» **Task directions**:
Copy every line of the material below word for word, with nothing changed.

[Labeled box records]
- - - -
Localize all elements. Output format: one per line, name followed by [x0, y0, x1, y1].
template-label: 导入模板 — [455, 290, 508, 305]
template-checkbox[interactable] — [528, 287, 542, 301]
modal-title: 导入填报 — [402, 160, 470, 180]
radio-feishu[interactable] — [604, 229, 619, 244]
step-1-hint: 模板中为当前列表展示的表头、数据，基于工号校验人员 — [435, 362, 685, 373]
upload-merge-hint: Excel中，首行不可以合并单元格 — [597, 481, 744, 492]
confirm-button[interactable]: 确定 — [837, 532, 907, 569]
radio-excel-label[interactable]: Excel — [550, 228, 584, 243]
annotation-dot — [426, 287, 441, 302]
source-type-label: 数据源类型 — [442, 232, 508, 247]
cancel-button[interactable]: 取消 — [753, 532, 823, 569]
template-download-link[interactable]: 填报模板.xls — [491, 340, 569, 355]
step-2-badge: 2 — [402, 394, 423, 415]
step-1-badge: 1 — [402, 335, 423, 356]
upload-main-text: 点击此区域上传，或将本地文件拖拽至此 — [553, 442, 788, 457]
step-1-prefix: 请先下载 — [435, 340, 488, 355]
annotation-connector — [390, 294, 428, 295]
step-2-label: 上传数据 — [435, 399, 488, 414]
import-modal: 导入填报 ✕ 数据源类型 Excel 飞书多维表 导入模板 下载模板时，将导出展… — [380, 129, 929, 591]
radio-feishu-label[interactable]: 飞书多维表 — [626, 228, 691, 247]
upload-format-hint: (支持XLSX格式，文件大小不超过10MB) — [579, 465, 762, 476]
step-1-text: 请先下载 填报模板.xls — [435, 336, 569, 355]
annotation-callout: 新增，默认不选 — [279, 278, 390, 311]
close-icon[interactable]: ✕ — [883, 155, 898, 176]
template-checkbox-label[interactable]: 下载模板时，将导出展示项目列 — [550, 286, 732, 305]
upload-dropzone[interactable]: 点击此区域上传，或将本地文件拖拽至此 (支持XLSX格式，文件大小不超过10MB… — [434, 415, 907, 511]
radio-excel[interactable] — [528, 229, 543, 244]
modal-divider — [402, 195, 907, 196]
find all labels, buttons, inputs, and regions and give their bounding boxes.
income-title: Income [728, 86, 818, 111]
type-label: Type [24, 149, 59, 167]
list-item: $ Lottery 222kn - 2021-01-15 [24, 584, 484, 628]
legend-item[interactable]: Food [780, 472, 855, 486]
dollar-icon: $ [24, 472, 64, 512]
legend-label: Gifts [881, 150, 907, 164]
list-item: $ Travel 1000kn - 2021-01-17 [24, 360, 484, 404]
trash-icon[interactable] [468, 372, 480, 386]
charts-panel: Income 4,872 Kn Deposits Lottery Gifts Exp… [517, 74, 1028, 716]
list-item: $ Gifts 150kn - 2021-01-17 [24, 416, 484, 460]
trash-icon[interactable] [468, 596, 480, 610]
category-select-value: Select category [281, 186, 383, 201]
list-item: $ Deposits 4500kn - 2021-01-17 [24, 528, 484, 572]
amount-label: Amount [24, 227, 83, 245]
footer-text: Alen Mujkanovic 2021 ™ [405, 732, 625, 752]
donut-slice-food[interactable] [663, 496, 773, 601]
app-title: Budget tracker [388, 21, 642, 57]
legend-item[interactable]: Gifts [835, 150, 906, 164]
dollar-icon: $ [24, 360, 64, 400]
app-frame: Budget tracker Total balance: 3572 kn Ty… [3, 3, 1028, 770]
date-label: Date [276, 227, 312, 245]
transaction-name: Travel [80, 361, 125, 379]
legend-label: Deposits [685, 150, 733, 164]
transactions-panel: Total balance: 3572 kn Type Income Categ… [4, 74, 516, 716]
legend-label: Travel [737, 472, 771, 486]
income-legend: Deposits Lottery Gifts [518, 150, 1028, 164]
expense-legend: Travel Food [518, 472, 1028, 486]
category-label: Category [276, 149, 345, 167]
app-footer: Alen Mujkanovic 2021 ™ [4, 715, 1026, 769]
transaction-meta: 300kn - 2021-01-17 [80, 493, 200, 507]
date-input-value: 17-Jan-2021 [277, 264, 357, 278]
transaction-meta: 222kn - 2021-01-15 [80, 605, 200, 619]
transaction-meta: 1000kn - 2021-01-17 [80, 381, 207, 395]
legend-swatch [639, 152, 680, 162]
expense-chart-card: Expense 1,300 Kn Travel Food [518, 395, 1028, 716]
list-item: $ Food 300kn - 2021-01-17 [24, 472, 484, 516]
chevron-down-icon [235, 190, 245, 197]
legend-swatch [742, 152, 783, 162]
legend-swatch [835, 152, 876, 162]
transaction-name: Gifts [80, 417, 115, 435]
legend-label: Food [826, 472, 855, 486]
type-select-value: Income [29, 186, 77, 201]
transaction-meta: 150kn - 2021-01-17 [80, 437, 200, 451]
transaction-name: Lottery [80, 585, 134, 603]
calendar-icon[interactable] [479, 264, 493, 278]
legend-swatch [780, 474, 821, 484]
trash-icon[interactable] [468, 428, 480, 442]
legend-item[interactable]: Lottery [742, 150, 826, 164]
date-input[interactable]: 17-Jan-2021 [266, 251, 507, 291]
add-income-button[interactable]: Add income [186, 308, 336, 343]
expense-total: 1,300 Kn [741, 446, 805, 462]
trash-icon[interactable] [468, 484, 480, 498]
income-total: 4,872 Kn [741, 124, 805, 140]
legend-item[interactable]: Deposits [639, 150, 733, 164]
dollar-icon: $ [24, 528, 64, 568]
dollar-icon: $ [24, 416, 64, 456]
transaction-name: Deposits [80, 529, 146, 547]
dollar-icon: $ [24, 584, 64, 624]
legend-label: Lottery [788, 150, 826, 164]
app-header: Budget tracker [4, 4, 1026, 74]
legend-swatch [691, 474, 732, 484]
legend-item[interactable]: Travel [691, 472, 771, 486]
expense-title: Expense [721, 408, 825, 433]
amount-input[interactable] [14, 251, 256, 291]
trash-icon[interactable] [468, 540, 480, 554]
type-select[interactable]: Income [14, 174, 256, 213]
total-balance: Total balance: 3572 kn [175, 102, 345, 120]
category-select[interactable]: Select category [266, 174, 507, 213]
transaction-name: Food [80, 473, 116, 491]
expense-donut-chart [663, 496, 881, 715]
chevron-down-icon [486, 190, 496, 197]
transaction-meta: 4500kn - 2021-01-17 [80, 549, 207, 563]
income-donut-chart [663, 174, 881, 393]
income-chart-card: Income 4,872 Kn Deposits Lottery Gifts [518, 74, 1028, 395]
- - - -
» **Result for this exercise**:
Localize all elements. Output format: one per line, name followed by [x0, y0, x1, y1].
template-label: 导入模板 — [455, 290, 508, 305]
template-checkbox[interactable] — [528, 287, 542, 301]
modal-title: 导入填报 — [402, 160, 470, 180]
radio-feishu[interactable] — [604, 229, 619, 244]
step-1-hint: 模板中为当前列表展示的表头、数据，基于工号校验人员 — [435, 362, 685, 373]
upload-merge-hint: Excel中，首行不可以合并单元格 — [597, 481, 744, 492]
confirm-button[interactable]: 确定 — [837, 532, 907, 569]
radio-excel-label[interactable]: Excel — [550, 228, 584, 243]
annotation-dot — [426, 287, 441, 302]
source-type-label: 数据源类型 — [442, 232, 508, 247]
cancel-button[interactable]: 取消 — [753, 532, 823, 569]
template-download-link[interactable]: 填报模板.xls — [491, 340, 569, 355]
step-2-badge: 2 — [402, 394, 423, 415]
step-1-badge: 1 — [402, 335, 423, 356]
upload-main-text: 点击此区域上传，或将本地文件拖拽至此 — [553, 442, 788, 457]
step-1-prefix: 请先下载 — [435, 340, 488, 355]
annotation-connector — [390, 294, 428, 295]
step-2-label: 上传数据 — [435, 399, 488, 414]
import-modal: 导入填报 ✕ 数据源类型 Excel 飞书多维表 导入模板 下载模板时，将导出展… — [380, 129, 929, 591]
radio-feishu-label[interactable]: 飞书多维表 — [626, 228, 691, 247]
upload-format-hint: (支持XLSX格式，文件大小不超过10MB) — [579, 465, 762, 476]
step-1-text: 请先下载 填报模板.xls — [435, 336, 569, 355]
annotation-callout: 新增，默认不选 — [279, 278, 390, 311]
close-icon[interactable]: ✕ — [883, 155, 898, 176]
template-checkbox-label[interactable]: 下载模板时，将导出展示项目列 — [550, 286, 732, 305]
upload-dropzone[interactable]: 点击此区域上传，或将本地文件拖拽至此 (支持XLSX格式，文件大小不超过10MB… — [434, 415, 907, 511]
radio-excel[interactable] — [528, 229, 543, 244]
modal-divider — [402, 195, 907, 196]
find all labels, buttons, inputs, and regions and give their bounding boxes.
income-title: Income [728, 86, 818, 111]
type-label: Type [24, 149, 59, 167]
list-item: $ Lottery 222kn - 2021-01-15 [24, 584, 484, 628]
legend-item[interactable]: Food [780, 472, 855, 486]
dollar-icon: $ [24, 472, 64, 512]
legend-label: Gifts [881, 150, 907, 164]
list-item: $ Travel 1000kn - 2021-01-17 [24, 360, 484, 404]
trash-icon[interactable] [468, 372, 480, 386]
charts-panel: Income 4,872 Kn Deposits Lottery Gifts Exp… [517, 74, 1028, 716]
list-item: $ Gifts 150kn - 2021-01-17 [24, 416, 484, 460]
trash-icon[interactable] [468, 596, 480, 610]
category-select-value: Select category [281, 186, 383, 201]
list-item: $ Deposits 4500kn - 2021-01-17 [24, 528, 484, 572]
amount-label: Amount [24, 227, 83, 245]
footer-text: Alen Mujkanovic 2021 ™ [405, 732, 625, 752]
donut-slice-food[interactable] [663, 496, 773, 601]
app-title: Budget tracker [388, 21, 642, 57]
legend-item[interactable]: Gifts [835, 150, 906, 164]
dollar-icon: $ [24, 360, 64, 400]
app-frame: Budget tracker Total balance: 3572 kn Ty… [3, 3, 1028, 770]
date-label: Date [276, 227, 312, 245]
transaction-name: Travel [80, 361, 125, 379]
legend-label: Deposits [685, 150, 733, 164]
transactions-panel: Total balance: 3572 kn Type Income Categ… [4, 74, 516, 716]
legend-label: Travel [737, 472, 771, 486]
income-legend: Deposits Lottery Gifts [518, 150, 1028, 164]
expense-legend: Travel Food [518, 472, 1028, 486]
category-label: Category [276, 149, 345, 167]
app-footer: Alen Mujkanovic 2021 ™ [4, 715, 1026, 769]
transaction-meta: 300kn - 2021-01-17 [80, 493, 200, 507]
date-input-value: 17-Jan-2021 [277, 264, 357, 278]
transaction-meta: 222kn - 2021-01-15 [80, 605, 200, 619]
transaction-meta: 1000kn - 2021-01-17 [80, 381, 207, 395]
legend-swatch [639, 152, 680, 162]
expense-chart-card: Expense 1,300 Kn Travel Food [518, 395, 1028, 716]
list-item: $ Food 300kn - 2021-01-17 [24, 472, 484, 516]
chevron-down-icon [235, 190, 245, 197]
legend-swatch [742, 152, 783, 162]
legend-swatch [835, 152, 876, 162]
transaction-name: Gifts [80, 417, 115, 435]
legend-label: Food [826, 472, 855, 486]
type-select-value: Income [29, 186, 77, 201]
transaction-meta: 150kn - 2021-01-17 [80, 437, 200, 451]
transaction-name: Lottery [80, 585, 134, 603]
calendar-icon[interactable] [479, 264, 493, 278]
legend-swatch [780, 474, 821, 484]
trash-icon[interactable] [468, 428, 480, 442]
legend-item[interactable]: Lottery [742, 150, 826, 164]
date-input[interactable]: 17-Jan-2021 [266, 251, 507, 291]
add-income-button[interactable]: Add income [186, 308, 336, 343]
expense-total: 1,300 Kn [741, 446, 805, 462]
trash-icon[interactable] [468, 484, 480, 498]
income-total: 4,872 Kn [741, 124, 805, 140]
legend-item[interactable]: Deposits [639, 150, 733, 164]
dollar-icon: $ [24, 528, 64, 568]
dollar-icon: $ [24, 416, 64, 456]
transaction-name: Deposits [80, 529, 146, 547]
dollar-icon: $ [24, 584, 64, 624]
legend-label: Lottery [788, 150, 826, 164]
app-header: Budget tracker [4, 4, 1026, 74]
legend-swatch [691, 474, 732, 484]
legend-item[interactable]: Travel [691, 472, 771, 486]
expense-title: Expense [721, 408, 825, 433]
amount-input[interactable] [14, 251, 256, 291]
trash-icon[interactable] [468, 540, 480, 554]
type-select[interactable]: Income [14, 174, 256, 213]
total-balance: Total balance: 3572 kn [175, 102, 345, 120]
category-select[interactable]: Select category [266, 174, 507, 213]
transaction-name: Food [80, 473, 116, 491]
expense-donut-chart [663, 496, 881, 715]
chevron-down-icon [486, 190, 496, 197]
transaction-meta: 4500kn - 2021-01-17 [80, 549, 207, 563]
income-donut-chart [663, 174, 881, 393]
income-chart-card: Income 4,872 Kn Deposits Lottery Gifts [518, 74, 1028, 395]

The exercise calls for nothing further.